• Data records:
((
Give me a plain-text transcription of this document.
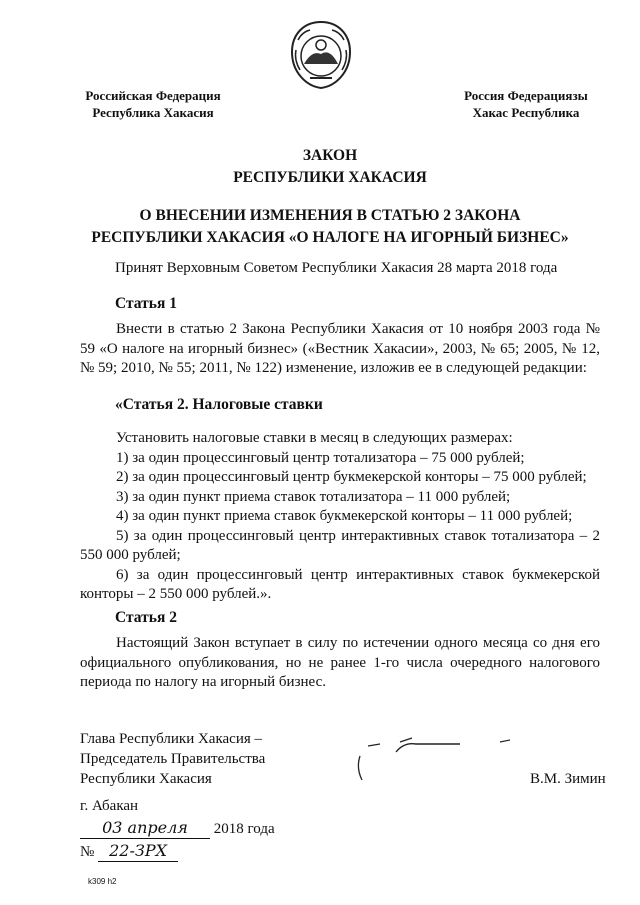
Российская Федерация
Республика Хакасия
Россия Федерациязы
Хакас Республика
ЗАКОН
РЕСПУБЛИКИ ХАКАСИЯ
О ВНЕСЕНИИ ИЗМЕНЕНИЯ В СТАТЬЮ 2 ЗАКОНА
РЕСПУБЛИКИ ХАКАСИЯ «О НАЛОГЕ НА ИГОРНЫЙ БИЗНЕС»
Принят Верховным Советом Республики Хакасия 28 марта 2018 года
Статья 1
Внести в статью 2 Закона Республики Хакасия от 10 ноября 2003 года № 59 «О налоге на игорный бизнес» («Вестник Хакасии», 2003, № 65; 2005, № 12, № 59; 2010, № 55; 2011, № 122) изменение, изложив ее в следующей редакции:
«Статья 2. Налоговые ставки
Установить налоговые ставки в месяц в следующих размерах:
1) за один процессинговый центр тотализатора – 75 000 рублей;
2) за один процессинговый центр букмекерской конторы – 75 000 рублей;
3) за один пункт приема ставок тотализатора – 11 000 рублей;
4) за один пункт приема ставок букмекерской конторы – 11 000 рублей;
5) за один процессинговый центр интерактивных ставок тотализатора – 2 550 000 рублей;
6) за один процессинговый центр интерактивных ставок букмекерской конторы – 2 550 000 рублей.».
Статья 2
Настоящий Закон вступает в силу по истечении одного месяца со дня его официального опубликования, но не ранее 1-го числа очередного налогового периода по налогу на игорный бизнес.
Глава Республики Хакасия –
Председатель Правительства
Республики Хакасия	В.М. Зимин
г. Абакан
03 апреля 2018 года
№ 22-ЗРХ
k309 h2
))
((
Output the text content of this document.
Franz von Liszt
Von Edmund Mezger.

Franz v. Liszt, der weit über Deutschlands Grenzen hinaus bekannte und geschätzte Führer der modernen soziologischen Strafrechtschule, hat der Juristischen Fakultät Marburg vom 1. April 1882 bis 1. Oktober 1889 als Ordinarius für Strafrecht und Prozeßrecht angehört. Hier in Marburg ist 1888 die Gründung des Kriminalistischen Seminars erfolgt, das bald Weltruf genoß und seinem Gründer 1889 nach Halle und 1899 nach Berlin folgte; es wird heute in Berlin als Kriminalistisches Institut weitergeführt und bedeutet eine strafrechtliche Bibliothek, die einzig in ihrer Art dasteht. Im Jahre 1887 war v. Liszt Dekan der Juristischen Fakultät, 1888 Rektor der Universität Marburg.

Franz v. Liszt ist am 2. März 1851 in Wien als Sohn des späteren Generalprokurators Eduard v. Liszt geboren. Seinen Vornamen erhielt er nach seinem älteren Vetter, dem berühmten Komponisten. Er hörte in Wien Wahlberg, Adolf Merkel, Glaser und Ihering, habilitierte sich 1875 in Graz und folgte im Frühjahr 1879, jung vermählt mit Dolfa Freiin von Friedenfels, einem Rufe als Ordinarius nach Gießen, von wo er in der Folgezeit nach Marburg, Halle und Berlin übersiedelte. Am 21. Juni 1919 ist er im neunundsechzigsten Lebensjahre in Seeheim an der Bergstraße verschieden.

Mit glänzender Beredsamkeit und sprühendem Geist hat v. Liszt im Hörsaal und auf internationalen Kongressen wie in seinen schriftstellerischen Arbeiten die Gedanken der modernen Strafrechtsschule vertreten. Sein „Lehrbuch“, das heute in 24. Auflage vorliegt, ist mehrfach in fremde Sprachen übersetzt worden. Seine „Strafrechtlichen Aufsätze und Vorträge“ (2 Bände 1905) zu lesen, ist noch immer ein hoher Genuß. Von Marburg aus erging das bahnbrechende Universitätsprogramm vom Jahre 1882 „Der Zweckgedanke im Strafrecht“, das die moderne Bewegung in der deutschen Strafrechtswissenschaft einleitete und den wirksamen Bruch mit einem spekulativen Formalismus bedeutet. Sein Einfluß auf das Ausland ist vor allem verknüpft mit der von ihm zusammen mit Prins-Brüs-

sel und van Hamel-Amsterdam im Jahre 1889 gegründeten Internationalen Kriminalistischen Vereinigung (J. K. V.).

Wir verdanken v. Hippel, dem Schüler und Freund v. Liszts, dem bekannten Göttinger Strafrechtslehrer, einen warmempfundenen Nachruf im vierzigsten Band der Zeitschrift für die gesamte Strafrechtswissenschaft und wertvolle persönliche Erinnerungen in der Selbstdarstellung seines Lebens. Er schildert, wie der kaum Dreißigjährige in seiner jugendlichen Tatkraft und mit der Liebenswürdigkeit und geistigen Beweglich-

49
))
((
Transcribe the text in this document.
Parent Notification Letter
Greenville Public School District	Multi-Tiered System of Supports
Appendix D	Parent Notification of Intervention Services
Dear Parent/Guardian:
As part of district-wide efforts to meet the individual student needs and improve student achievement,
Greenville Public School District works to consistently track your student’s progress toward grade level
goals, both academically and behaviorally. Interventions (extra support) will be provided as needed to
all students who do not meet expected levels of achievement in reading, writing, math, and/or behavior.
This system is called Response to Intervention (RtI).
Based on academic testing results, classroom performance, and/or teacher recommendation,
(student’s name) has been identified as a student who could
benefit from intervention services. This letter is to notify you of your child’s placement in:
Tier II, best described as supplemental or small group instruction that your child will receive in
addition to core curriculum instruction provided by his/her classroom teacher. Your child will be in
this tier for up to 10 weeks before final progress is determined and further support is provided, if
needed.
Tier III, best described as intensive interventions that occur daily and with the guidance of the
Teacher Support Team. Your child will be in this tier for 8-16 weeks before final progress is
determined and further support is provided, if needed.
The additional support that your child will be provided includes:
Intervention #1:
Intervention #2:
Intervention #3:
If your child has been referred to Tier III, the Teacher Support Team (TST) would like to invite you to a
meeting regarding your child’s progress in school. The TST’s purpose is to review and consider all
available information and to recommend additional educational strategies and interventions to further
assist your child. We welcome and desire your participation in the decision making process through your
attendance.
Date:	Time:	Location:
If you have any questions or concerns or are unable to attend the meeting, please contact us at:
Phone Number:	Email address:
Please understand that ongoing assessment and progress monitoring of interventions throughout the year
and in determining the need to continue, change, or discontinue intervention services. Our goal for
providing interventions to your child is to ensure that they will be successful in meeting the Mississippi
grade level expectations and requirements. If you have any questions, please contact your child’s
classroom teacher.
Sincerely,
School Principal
))
From the listing above, collect every line that mentions the word "weeks".

this tier for up to 10 weeks before final progress is determined and further support is provided, if
Teacher Support Team. Your child will be in this tier for 8-16 weeks before final progress is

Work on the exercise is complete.